--- Opdracht 1 ---
Door wie wordt de voorzitter volgens artikel 124 bijgestaan?
--- Opdracht 2 ---
Druk uit artikel 124 alles af vanaf "3. De voorzitter" tot en met "bestuur vastgestelde procedure.".

--- Geëxtraheerde tekst ---
━━━━━━
Artikel 124

Print this page

  weegschaal.png

 

1. Het Bureau wordt door een voorzitter geleid.

 

2. Daartoe heeft de voorzitter met name de volgende taken en bevoegdheden:

a) hij neemt alle nodige maatregelen, zoals het vaststellen van interne administratieve instructies en bekendmaken van mededelingen, om de goede werking van het Bureau te waarborgen;

b) hij kan de Commissie voorstellen doen tot wijziging van deze verordening, de uitvoeringsverordening en het reglement voor de procesvoering van de kamers van beroep, het reglement inzake de taksen alsmede van alle andere voorschriften inzake het Gemeenschapsmerk, na de raad van bestuur en, wat betreft het reglement inzake de taksen en de begrotingsbepalingen van deze verordening, het Begrotingscomité gehoord te hebben;

c) hij stelt de raming van ontvangsten en uitgaven van het Bureau op en voert de begroting uit;

d) hij dient jaarlijks bij de Commissie, het Europees Parlement en de raad van bestuur een verslag over de werkzaamheden in;

e) hij oefent jegens het personeel de in artikel 116, lid 2, genoemde bevoegdheden uit;

f) hij kan zijn taken en bevoegdheden delegeren.

 

3. De voorzitter wordt bijgestaan door één of meer ondervoorzitters. Bij afwezigheid of verhindering van de voorzitter wordt hij vervangen door de ondervoorzitter of een van de ondervoorzitters volgens de door de raad van bestuur vastgestelde procedure.
━━━━━━
(Opgeslagen items uit de dataset)
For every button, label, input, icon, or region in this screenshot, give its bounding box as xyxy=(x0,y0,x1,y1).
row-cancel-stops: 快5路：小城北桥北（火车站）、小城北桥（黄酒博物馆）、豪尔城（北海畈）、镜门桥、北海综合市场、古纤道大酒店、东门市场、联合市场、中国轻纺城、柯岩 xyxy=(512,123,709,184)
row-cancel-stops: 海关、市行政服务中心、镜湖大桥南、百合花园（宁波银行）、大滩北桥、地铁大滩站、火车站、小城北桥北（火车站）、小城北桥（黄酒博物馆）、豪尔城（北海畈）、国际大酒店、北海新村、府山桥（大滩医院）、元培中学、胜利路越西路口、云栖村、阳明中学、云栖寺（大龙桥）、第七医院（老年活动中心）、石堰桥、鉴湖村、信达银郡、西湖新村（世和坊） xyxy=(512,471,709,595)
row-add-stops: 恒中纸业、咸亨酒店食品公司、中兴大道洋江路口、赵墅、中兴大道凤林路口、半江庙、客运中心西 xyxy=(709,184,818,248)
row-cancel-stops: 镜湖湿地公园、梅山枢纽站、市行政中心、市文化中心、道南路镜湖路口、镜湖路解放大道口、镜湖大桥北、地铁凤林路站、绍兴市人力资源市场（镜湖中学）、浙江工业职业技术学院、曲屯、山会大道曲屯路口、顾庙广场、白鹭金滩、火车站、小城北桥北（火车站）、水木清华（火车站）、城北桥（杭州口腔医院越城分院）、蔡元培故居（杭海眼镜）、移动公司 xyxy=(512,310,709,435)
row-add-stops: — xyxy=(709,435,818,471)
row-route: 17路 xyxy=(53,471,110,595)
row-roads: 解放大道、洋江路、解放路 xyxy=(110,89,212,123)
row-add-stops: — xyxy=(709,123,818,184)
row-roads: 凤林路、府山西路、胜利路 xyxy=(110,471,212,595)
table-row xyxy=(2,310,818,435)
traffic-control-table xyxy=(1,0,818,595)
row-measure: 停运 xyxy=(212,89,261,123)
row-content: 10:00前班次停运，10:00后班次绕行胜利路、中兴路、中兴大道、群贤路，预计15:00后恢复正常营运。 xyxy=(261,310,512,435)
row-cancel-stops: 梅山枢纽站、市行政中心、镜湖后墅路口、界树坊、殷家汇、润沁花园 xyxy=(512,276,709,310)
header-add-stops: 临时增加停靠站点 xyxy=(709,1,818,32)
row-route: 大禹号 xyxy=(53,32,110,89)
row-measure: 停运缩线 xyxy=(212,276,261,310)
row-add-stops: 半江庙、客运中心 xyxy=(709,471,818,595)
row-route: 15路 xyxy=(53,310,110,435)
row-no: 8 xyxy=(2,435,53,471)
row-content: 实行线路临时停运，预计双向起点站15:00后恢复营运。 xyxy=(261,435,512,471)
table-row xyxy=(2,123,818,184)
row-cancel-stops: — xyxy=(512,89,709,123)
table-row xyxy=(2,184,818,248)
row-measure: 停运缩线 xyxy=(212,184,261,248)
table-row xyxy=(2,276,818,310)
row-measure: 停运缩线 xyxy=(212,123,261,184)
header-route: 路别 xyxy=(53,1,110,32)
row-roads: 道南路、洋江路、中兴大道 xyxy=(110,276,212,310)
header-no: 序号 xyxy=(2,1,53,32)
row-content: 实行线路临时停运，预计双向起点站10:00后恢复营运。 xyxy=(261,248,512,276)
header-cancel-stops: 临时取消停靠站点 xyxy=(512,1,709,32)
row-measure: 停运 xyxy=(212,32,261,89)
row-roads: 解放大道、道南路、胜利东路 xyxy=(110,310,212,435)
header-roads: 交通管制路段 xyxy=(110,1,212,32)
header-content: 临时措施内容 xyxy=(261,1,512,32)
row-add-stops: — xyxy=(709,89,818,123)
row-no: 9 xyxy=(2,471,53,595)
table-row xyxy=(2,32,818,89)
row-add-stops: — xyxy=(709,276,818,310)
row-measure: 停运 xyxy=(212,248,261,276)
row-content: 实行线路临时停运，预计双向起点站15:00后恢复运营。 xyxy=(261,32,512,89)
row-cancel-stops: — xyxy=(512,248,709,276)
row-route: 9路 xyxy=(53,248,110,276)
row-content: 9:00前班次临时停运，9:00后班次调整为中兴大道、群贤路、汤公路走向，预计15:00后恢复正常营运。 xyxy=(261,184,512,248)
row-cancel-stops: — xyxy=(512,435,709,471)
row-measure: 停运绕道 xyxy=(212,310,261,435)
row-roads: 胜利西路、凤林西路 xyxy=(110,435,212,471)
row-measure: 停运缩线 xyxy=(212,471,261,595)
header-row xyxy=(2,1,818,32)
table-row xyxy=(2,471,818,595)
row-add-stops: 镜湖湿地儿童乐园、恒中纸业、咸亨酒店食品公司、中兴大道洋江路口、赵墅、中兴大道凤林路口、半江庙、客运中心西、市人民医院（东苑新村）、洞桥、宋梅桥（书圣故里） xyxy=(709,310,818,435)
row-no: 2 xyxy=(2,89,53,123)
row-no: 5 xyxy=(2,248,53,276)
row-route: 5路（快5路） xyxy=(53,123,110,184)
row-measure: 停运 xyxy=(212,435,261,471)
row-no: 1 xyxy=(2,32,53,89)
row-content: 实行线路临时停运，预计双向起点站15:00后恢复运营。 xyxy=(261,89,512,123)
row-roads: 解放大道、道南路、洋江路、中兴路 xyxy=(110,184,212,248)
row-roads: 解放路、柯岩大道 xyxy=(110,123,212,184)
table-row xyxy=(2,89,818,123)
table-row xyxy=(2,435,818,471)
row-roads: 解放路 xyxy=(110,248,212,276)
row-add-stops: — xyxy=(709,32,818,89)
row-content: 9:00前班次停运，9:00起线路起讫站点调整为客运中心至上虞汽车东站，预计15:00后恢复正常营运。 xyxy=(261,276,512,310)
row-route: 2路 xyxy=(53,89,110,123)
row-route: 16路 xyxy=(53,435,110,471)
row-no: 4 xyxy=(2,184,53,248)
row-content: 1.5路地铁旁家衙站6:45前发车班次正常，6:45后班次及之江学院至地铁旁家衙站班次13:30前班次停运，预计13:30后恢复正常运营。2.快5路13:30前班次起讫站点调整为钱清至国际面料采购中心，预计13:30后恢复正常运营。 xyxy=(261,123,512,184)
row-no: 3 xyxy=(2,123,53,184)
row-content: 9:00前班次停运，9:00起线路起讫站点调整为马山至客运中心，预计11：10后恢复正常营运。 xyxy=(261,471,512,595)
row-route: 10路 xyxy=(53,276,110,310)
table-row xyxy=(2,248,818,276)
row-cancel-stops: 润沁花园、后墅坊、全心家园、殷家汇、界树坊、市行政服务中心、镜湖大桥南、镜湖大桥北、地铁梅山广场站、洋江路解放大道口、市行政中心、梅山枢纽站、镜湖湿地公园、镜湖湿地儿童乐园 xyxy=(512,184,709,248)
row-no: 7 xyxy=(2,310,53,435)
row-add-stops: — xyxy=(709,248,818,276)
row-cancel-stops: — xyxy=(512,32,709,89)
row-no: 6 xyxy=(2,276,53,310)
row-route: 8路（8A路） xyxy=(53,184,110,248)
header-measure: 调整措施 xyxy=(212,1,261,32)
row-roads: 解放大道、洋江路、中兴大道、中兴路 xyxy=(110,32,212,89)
━━━━━━
--- Uitwerking 1 ---
Door één of meer ondervoorzitters.

--- Uitwerking 2 ---
3. De voorzitter wordt bijgestaan door één of meer ondervoorzitters. Bij afwezigheid of verhindering van de voorzitter wordt hij vervangen door de ondervoorzitter of een van de ondervoorzitters volgens de door de raad van bestuur vastgestelde procedure.